### Brief
What follows is a listing; restate every line of it word for word.

### Entries supplied
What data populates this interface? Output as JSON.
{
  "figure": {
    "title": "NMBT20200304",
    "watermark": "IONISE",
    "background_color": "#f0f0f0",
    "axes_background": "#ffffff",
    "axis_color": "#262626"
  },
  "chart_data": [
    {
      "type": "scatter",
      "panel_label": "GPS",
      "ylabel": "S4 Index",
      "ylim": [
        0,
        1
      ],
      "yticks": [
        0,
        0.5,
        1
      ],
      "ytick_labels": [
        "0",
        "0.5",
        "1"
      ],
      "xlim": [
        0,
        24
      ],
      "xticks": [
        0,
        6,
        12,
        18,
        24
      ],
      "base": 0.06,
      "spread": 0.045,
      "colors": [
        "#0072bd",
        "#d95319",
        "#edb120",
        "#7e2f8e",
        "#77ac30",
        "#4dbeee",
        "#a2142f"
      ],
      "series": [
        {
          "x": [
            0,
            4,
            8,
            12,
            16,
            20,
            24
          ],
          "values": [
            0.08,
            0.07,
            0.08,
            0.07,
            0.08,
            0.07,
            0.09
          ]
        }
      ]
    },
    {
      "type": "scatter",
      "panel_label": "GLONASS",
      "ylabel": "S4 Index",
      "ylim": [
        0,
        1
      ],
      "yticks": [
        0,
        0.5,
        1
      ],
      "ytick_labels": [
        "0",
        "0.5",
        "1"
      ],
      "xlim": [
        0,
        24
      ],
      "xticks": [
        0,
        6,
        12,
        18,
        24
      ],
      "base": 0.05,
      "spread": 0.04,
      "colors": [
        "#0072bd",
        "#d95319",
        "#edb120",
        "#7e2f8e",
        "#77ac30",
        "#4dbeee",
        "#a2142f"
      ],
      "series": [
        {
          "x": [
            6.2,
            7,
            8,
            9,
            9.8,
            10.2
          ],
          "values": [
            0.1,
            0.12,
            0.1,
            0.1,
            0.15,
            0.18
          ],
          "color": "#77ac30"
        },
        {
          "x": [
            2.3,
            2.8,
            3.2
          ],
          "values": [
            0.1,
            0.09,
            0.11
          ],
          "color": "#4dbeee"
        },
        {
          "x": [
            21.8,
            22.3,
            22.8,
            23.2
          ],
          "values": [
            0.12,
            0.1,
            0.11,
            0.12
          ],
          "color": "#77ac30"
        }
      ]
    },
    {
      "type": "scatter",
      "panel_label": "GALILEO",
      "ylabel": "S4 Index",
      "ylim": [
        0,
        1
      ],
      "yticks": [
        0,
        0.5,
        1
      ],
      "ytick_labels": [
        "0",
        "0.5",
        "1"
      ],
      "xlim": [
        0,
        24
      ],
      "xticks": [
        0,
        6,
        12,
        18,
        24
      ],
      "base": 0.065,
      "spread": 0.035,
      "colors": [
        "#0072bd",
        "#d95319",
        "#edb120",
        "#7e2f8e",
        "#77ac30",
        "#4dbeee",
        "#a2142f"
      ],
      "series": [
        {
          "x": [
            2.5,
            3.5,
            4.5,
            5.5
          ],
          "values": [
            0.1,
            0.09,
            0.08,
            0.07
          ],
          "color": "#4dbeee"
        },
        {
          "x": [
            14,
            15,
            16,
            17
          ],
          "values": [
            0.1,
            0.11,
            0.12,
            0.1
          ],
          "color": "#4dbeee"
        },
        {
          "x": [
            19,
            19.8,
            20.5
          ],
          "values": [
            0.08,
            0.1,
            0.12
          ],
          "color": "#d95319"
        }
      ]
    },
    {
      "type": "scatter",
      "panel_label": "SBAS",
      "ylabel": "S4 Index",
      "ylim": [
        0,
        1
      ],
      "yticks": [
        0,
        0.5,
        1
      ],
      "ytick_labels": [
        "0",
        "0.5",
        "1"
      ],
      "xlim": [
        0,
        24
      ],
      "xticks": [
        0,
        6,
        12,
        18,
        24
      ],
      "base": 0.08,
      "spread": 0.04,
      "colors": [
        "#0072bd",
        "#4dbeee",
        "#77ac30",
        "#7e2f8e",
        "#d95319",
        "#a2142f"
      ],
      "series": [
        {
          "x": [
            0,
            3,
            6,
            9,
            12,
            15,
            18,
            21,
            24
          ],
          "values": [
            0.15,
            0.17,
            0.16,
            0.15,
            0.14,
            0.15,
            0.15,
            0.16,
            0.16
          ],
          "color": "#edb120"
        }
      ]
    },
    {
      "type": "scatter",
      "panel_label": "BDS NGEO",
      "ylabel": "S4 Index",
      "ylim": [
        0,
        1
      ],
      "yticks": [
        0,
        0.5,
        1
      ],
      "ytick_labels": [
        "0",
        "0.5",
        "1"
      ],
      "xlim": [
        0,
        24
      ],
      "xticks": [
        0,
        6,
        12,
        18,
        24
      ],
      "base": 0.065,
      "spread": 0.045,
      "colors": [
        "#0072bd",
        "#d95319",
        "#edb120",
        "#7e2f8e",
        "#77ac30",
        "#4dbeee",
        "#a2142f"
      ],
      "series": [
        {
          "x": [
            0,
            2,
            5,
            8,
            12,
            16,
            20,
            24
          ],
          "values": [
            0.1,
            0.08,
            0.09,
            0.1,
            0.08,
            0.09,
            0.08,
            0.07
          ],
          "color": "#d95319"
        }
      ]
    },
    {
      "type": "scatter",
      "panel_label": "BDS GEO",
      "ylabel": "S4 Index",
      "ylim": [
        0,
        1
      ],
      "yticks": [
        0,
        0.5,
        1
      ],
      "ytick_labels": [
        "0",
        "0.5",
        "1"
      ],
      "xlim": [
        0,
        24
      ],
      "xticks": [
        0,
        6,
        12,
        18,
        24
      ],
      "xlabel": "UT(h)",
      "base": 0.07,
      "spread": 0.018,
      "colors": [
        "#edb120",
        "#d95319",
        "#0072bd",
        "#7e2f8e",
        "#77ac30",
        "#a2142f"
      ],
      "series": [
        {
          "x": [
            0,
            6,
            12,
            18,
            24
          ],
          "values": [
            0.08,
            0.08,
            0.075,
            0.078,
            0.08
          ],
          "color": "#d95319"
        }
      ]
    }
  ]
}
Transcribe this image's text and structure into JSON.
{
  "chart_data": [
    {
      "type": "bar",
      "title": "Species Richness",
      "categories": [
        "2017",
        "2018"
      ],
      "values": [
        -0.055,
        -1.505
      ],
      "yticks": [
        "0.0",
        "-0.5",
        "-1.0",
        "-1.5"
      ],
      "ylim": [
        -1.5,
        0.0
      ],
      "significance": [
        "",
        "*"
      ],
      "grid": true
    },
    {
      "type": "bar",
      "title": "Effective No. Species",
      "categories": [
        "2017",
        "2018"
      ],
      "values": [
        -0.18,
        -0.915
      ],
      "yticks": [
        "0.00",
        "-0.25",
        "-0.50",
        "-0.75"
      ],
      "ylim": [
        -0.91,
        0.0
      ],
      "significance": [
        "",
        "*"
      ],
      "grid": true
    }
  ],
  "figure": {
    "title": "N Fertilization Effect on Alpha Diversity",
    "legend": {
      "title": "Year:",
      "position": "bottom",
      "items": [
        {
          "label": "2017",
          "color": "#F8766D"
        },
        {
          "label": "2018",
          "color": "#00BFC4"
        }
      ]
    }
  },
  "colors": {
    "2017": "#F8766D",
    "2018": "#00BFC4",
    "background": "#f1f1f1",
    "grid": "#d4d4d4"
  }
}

### Complete response
What data populates this interface? Output as JSON.
{
  "figure": {
    "title": "NMBT20200304",
    "watermark": "IONISE",
    "background_color": "#f0f0f0",
    "axes_background": "#ffffff",
    "axis_color": "#262626"
  },
  "chart_data": [
    {
      "type": "scatter",
      "panel_label": "GPS",
      "ylabel": "S4 Index",
      "ylim": [
        0,
        1
      ],
      "yticks": [
        0,
        0.5,
        1
      ],
      "ytick_labels": [
        "0",
        "0.5",
        "1"
      ],
      "xlim": [
        0,
        24
      ],
      "xticks": [
        0,
        6,
        12,
        18,
        24
      ],
      "base": 0.06,
      "spread": 0.045,
      "colors": [
        "#0072bd",
        "#d95319",
        "#edb120",
        "#7e2f8e",
        "#77ac30",
        "#4dbeee",
        "#a2142f"
      ],
      "series": [
        {
          "x": [
            0,
            4,
            8,
            12,
            16,
            20,
            24
          ],
          "values": [
            0.08,
            0.07,
            0.08,
            0.07,
            0.08,
            0.07,
            0.09
          ]
        }
      ]
    },
    {
      "type": "scatter",
      "panel_label": "GLONASS",
      "ylabel": "S4 Index",
      "ylim": [
        0,
        1
      ],
      "yticks": [
        0,
        0.5,
        1
      ],
      "ytick_labels": [
        "0",
        "0.5",
        "1"
      ],
      "xlim": [
        0,
        24
      ],
      "xticks": [
        0,
        6,
        12,
        18,
        24
      ],
      "base": 0.05,
      "spread": 0.04,
      "colors": [
        "#0072bd",
        "#d95319",
        "#edb120",
        "#7e2f8e",
        "#77ac30",
        "#4dbeee",
        "#a2142f"
      ],
      "series": [
        {
          "x": [
            6.2,
            7,
            8,
            9,
            9.8,
            10.2
          ],
          "values": [
            0.1,
            0.12,
            0.1,
            0.1,
            0.15,
            0.18
          ],
          "color": "#77ac30"
        },
        {
          "x": [
            2.3,
            2.8,
            3.2
          ],
          "values": [
            0.1,
            0.09,
            0.11
          ],
          "color": "#4dbeee"
        },
        {
          "x": [
            21.8,
            22.3,
            22.8,
            23.2
          ],
          "values": [
            0.12,
            0.1,
            0.11,
            0.12
          ],
          "color": "#77ac30"
        }
      ]
    },
    {
      "type": "scatter",
      "panel_label": "GALILEO",
      "ylabel": "S4 Index",
      "ylim": [
        0,
        1
      ],
      "yticks": [
        0,
        0.5,
        1
      ],
      "ytick_labels": [
        "0",
        "0.5",
        "1"
      ],
      "xlim": [
        0,
        24
      ],
      "xticks": [
        0,
        6,
        12,
        18,
        24
      ],
      "base": 0.065,
      "spread": 0.035,
      "colors": [
        "#0072bd",
        "#d95319",
        "#edb120",
        "#7e2f8e",
        "#77ac30",
        "#4dbeee",
        "#a2142f"
      ],
      "series": [
        {
          "x": [
            2.5,
            3.5,
            4.5,
            5.5
          ],
          "values": [
            0.1,
            0.09,
            0.08,
            0.07
          ],
          "color": "#4dbeee"
        },
        {
          "x": [
            14,
            15,
            16,
            17
          ],
          "values": [
            0.1,
            0.11,
            0.12,
            0.1
          ],
          "color": "#4dbeee"
        },
        {
          "x": [
            19,
            19.8,
            20.5
          ],
          "values": [
            0.08,
            0.1,
            0.12
          ],
          "color": "#d95319"
        }
      ]
    },
    {
      "type": "scatter",
      "panel_label": "SBAS",
      "ylabel": "S4 Index",
      "ylim": [
        0,
        1
      ],
      "yticks": [
        0,
        0.5,
        1
      ],
      "ytick_labels": [
        "0",
        "0.5",
        "1"
      ],
      "xlim": [
        0,
        24
      ],
      "xticks": [
        0,
        6,
        12,
        18,
        24
      ],
      "base": 0.08,
      "spread": 0.04,
      "colors": [
        "#0072bd",
        "#4dbeee",
        "#77ac30",
        "#7e2f8e",
        "#d95319",
        "#a2142f"
      ],
      "series": [
        {
          "x": [
            0,
            3,
            6,
            9,
            12,
            15,
            18,
            21,
            24
          ],
          "values": [
            0.15,
            0.17,
            0.16,
            0.15,
            0.14,
            0.15,
            0.15,
            0.16,
            0.16
          ],
          "color": "#edb120"
        }
      ]
    },
    {
      "type": "scatter",
      "panel_label": "BDS NGEO",
      "ylabel": "S4 Index",
      "ylim": [
        0,
        1
      ],
      "yticks": [
        0,
        0.5,
        1
      ],
      "ytick_labels": [
        "0",
        "0.5",
        "1"
      ],
      "xlim": [
        0,
        24
      ],
      "xticks": [
        0,
        6,
        12,
        18,
        24
      ],
      "base": 0.065,
      "spread": 0.045,
      "colors": [
        "#0072bd",
        "#d95319",
        "#edb120",
        "#7e2f8e",
        "#77ac30",
        "#4dbeee",
        "#a2142f"
      ],
      "series": [
        {
          "x": [
            0,
            2,
            5,
            8,
            12,
            16,
            20,
            24
          ],
          "values": [
            0.1,
            0.08,
            0.09,
            0.1,
            0.08,
            0.09,
            0.08,
            0.07
          ],
          "color": "#d95319"
        }
      ]
    },
    {
      "type": "scatter",
      "panel_label": "BDS GEO",
      "ylabel": "S4 Index",
      "ylim": [
        0,
        1
      ],
      "yticks": [
        0,
        0.5,
        1
      ],
      "ytick_labels": [
        "0",
        "0.5",
        "1"
      ],
      "xlim": [
        0,
        24
      ],
      "xticks": [
        0,
        6,
        12,
        18,
        24
      ],
      "xlabel": "UT(h)",
      "base": 0.07,
      "spread": 0.018,
      "colors": [
        "#edb120",
        "#d95319",
        "#0072bd",
        "#7e2f8e",
        "#77ac30",
        "#a2142f"
      ],
      "series": [
        {
          "x": [
            0,
            6,
            12,
            18,
            24
          ],
          "values": [
            0.08,
            0.08,
            0.075,
            0.078,
            0.08
          ],
          "color": "#d95319"
        }
      ]
    }
  ]
}
Transcribe this image's text and structure into JSON.
{
  "chart_data": [
    {
      "type": "bar",
      "title": "Species Richness",
      "categories": [
        "2017",
        "2018"
      ],
      "values": [
        -0.055,
        -1.505
      ],
      "yticks": [
        "0.0",
        "-0.5",
        "-1.0",
        "-1.5"
      ],
      "ylim": [
        -1.5,
        0.0
      ],
      "significance": [
        "",
        "*"
      ],
      "grid": true
    },
    {
      "type": "bar",
      "title": "Effective No. Species",
      "categories": [
        "2017",
        "2018"
      ],
      "values": [
        -0.18,
        -0.915
      ],
      "yticks": [
        "0.00",
        "-0.25",
        "-0.50",
        "-0.75"
      ],
      "ylim": [
        -0.91,
        0.0
      ],
      "significance": [
        "",
        "*"
      ],
      "grid": true
    }
  ],
  "figure": {
    "title": "N Fertilization Effect on Alpha Diversity",
    "legend": {
      "title": "Year:",
      "position": "bottom",
      "items": [
        {
          "label": "2017",
          "color": "#F8766D"
        },
        {
          "label": "2018",
          "color": "#00BFC4"
        }
      ]
    }
  },
  "colors": {
    "2017": "#F8766D",
    "2018": "#00BFC4",
    "background": "#f1f1f1",
    "grid": "#d4d4d4"
  }
}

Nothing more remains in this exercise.